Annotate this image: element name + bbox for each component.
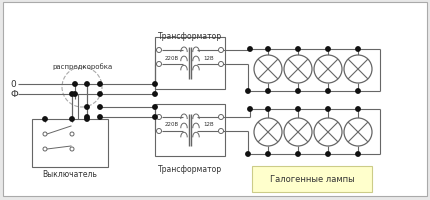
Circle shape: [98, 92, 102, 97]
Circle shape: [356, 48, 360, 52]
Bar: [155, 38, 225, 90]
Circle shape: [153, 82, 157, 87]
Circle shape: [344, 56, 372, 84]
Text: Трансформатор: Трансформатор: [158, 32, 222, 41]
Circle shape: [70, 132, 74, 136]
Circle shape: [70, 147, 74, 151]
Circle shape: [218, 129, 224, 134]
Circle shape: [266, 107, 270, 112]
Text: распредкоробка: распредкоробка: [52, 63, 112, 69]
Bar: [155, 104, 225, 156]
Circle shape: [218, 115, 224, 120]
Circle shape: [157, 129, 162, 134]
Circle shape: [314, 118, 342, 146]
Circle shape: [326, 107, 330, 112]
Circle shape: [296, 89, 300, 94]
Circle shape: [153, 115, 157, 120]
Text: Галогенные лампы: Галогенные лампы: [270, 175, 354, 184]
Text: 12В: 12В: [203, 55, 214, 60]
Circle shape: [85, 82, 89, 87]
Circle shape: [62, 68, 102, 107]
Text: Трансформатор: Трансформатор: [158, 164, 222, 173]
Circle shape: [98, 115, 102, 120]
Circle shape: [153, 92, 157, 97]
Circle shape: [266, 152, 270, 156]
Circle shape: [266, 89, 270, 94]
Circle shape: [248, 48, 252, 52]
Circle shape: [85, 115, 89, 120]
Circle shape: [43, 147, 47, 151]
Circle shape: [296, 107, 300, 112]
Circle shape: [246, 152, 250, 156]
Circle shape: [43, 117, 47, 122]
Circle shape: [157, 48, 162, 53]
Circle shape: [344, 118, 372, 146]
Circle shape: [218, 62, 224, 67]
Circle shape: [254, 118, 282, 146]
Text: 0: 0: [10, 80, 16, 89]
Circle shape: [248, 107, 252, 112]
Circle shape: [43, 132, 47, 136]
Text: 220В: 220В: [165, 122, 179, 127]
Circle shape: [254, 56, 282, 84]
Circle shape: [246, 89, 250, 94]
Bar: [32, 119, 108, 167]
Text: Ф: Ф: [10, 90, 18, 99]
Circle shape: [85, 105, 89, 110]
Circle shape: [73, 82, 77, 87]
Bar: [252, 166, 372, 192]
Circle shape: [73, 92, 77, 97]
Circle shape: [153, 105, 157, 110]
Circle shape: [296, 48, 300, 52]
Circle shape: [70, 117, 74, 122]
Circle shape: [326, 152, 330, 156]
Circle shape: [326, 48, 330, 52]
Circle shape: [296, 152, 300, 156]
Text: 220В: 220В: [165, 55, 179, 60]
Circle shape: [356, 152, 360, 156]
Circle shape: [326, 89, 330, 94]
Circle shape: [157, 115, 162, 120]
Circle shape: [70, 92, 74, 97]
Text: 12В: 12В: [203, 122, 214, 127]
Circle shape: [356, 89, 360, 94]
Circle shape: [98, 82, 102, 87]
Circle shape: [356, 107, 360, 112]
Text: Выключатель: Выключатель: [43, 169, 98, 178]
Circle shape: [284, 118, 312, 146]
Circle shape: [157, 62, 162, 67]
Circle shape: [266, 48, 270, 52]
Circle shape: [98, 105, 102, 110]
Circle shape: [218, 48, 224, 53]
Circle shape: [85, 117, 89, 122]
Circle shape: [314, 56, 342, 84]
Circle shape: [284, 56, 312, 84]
---
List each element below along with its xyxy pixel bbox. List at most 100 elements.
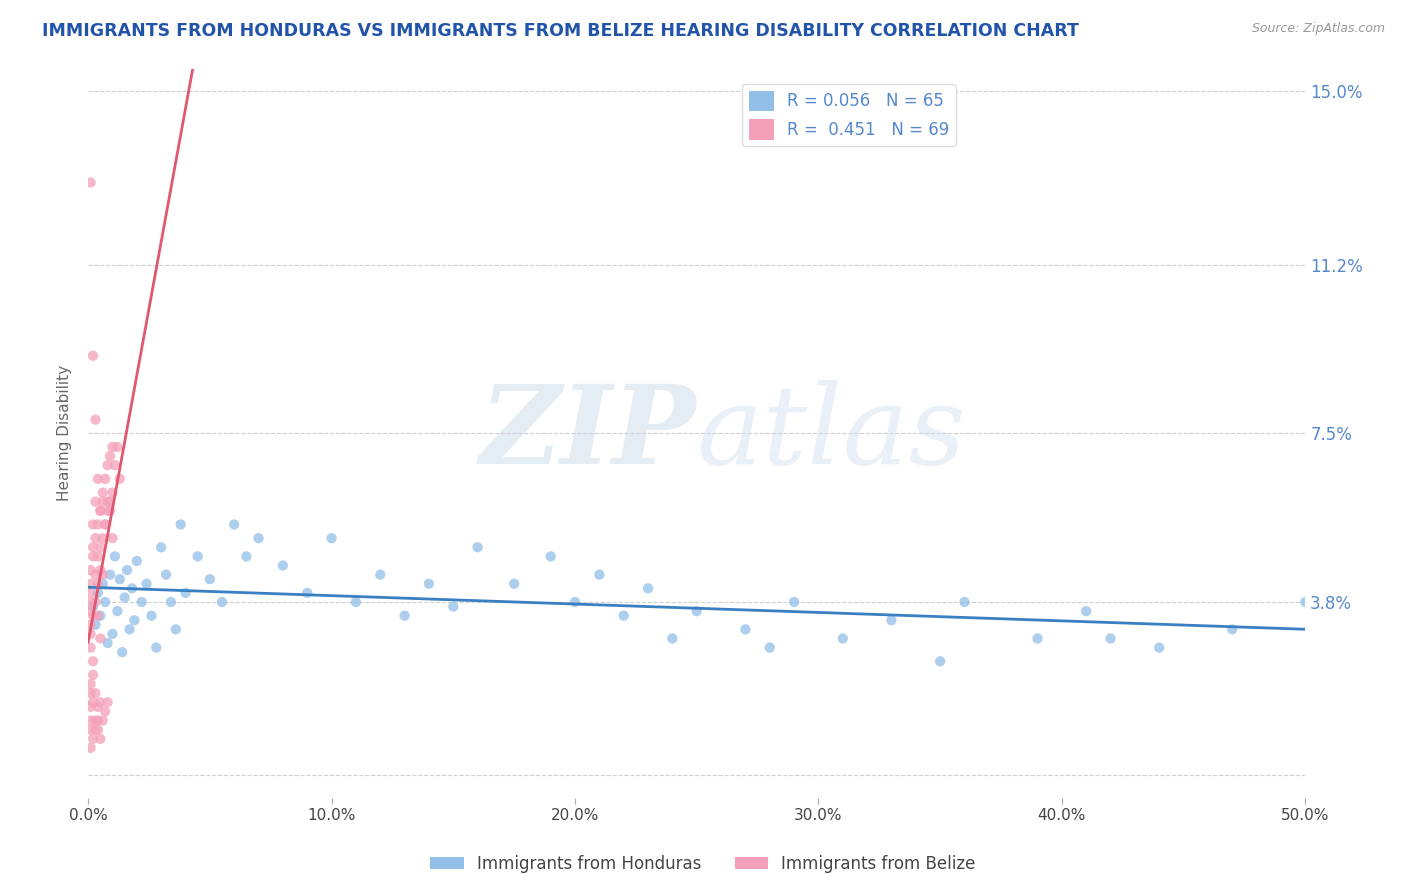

= WHAT IS EXPECTED =
Reproduce everything in the data from the line containing "Annotate this image: element" down to the line containing "Circle shape: [62, 68, 102, 107]", including both of those lines, and leave the pictures out.

= FINISHED ANSWER =
Annotate this image: element name + bbox for each component.
Circle shape: [98, 92, 102, 97]
Circle shape: [356, 48, 360, 52]
Bar: [155, 38, 225, 90]
Circle shape: [153, 82, 157, 87]
Circle shape: [344, 56, 372, 84]
Text: Трансформатор: Трансформатор: [158, 32, 222, 41]
Circle shape: [70, 132, 74, 136]
Circle shape: [70, 147, 74, 151]
Circle shape: [218, 129, 224, 134]
Circle shape: [266, 107, 270, 112]
Text: распредкоробка: распредкоробка: [52, 63, 112, 69]
Bar: [155, 104, 225, 156]
Circle shape: [218, 115, 224, 120]
Circle shape: [157, 129, 162, 134]
Circle shape: [314, 118, 342, 146]
Circle shape: [326, 107, 330, 112]
Circle shape: [296, 89, 300, 94]
Circle shape: [153, 115, 157, 120]
Text: Галогенные лампы: Галогенные лампы: [270, 175, 354, 184]
Text: 12В: 12В: [203, 55, 214, 60]
Circle shape: [85, 82, 89, 87]
Circle shape: [62, 68, 102, 107]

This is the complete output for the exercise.